次の提示文の内容と、1.～3.の記述が合っているかをそれぞれ判断しなさい。判断は「はい」か「いいえ」で答え、その根拠となる提示文の語句をそのまま引用すること。
1. 夫婦の結婚生活は41年に及んだ。
2. 妻を看取るまでの苦悩の日々は、重苦しい記述で語られている。
3. 妻の幻影は、夫が感染症で死ぬことになると告げた。

══ 提示文 ══

物語の背景:
「妻の葬儀を終え、自身も感染症に一命を取り留めた筆者が、全てが一段落してホッとした後、突然前触れもなしに一種異様な感覚に襲われた。自分が意味もなくただ存在している、という認識である。」とあとがきに記されている。このままでいると気が狂うに違いないと編集長からの依頼に応え書き上げられたのが本書である。
読後感:
家に帰ってきて電灯もついていない、留守ならいいが、家が活きていることを示す証が認められない。明かりをつけて鞄をおいた瞬間に電話が鳴る。「・・・実はお宅の奥さんが、事故を起こしたんだよね。・・・」
冒頭の情景描写から何か不安な出来事を予感させる。しかも事故現場は鎌倉駅西口の話、ごく身近な話題である。最近はやりの振り込め詐欺事件かとさえ思わせる。
41年を数えるにいたった結婚生活を共にした妻(慶子)の余命が、三ヶ月先の結婚記念日を迎えられないかも知れないという末期癌に犯されていることを知った夫(江藤淳)が、妻を看取り、葬儀を終えるまでの苦悩の日々が、重苦しい記述ではなく、淡々と語られていく。その淡泊さゆえか、むしょうに切なく響いてきて、一息に読んでしまった。
こんな夫婦の姿って羨ましい限り。
また、著者自身が心労のため急性前立腺炎を発症しながら、葬儀を処理しなければならない状況に、こんなこともあるのかと驚かされた。
特に、入院している妻の側に付き添って一緒にいる時の生と死の時間、それから妻が逝った後、その生と死との厳粛な境界から立ち直って、あの日常性と実務の時間に戻れたのは、妻の幻影が「あなた自身が崩れない限り、外からの力ではあなたは決して倒れない。前にもいった通り、あなたは感染症では死なないわ。もう少しお仕事をなさい。」と後押ししたからとは。そんな立ち直りにも心打たれた。

═══
══ 提供情報 ══

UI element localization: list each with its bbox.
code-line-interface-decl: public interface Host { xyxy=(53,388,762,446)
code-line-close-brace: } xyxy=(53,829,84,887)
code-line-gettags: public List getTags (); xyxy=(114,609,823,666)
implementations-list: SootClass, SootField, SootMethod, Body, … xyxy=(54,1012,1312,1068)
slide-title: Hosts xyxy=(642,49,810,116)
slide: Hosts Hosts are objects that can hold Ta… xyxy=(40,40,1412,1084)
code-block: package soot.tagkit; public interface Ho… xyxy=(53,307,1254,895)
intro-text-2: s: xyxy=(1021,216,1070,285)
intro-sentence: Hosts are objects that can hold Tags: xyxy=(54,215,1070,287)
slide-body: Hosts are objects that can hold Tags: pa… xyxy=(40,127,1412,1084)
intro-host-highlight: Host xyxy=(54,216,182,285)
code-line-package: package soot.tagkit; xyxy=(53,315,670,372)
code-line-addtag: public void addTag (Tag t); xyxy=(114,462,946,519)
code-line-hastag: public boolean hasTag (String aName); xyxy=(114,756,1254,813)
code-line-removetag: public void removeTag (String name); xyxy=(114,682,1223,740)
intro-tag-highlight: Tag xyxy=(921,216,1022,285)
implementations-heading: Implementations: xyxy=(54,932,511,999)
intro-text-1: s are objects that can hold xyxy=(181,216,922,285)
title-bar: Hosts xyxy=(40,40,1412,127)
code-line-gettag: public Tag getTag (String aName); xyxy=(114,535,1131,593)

═══

解答:
1. はい。「41年を数えるにいたった結婚生活」
2. いいえ。「重苦しい記述ではなく、淡々と語られていく」
3. いいえ。「あなたは感染症では死なないわ」